*WRITTEN TASK*. Make a verbatim copy of the entries below; pictures stay out.

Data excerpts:
────
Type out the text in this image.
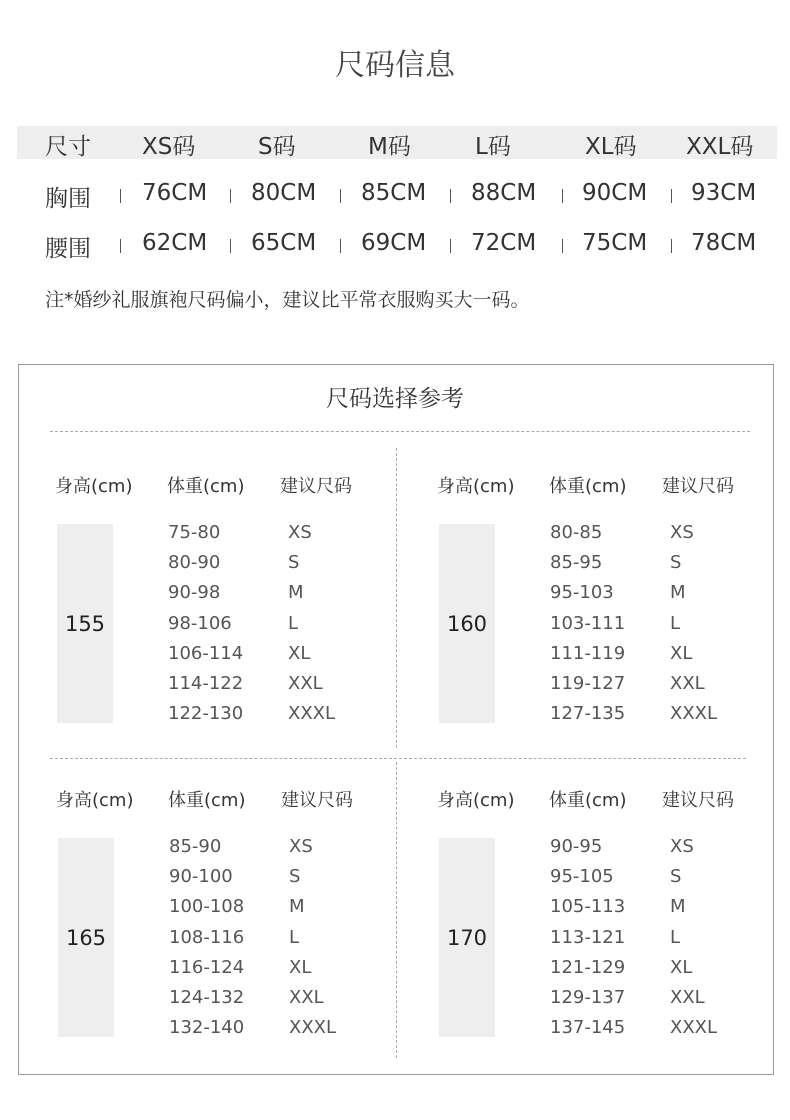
尺码信息
尺寸 XS码	S码	M码	L码	XL码 XXL码
胸围 76CM 80CM 85CM 88CM 90CM 93CM
腰围 62CM 65CM 69CM 72CM 75CM 78CM
注*婚纱礼服旗袍尺码偏小，建议比平常衣服购买大一码。
尺码选择参考
身高(cm) 体重(cm) 建议尺码
155
75-80	XS
80-90	S
90-98	M
98-106	L
106-114 XL
114-122 XXL
122-130 XXXL
身高(cm) 体重(cm) 建议尺码
160
80-85	XS
85-95	S
95-103	M
103-111 L
111-119 XL
119-127 XXL
127-135 XXXL
身高(cm) 体重(cm) 建议尺码
165
85-90	XS
90-100	S
100-108 M
108-116 L
116-124 XL
124-132 XXL
132-140 XXXL
身高(cm) 体重(cm) 建议尺码
170
90-95	XS
95-105	S
105-113 M
113-121 L
121-129 XL
129-137 XXL
137-145 XXXL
────
*ANSWER TO THIS TASK*.
Type out the text in this image.
尺码信息
尺寸 XS码	S码	M码	L码	XL码 XXL码
胸围 76CM 80CM 85CM 88CM 90CM 93CM
腰围 62CM 65CM 69CM 72CM 75CM 78CM
注*婚纱礼服旗袍尺码偏小，建议比平常衣服购买大一码。
尺码选择参考
身高(cm) 体重(cm) 建议尺码
155
75-80	XS
80-90	S
90-98	M
98-106	L
106-114 XL
114-122 XXL
122-130 XXXL
身高(cm) 体重(cm) 建议尺码
160
80-85	XS
85-95	S
95-103	M
103-111 L
111-119 XL
119-127 XXL
127-135 XXXL
身高(cm) 体重(cm) 建议尺码
165
85-90	XS
90-100	S
100-108 M
108-116 L
116-124 XL
124-132 XXL
132-140 XXXL
身高(cm) 体重(cm) 建议尺码
170
90-95	XS
95-105	S
105-113 M
113-121 L
121-129 XL
129-137 XXL
137-145 XXXL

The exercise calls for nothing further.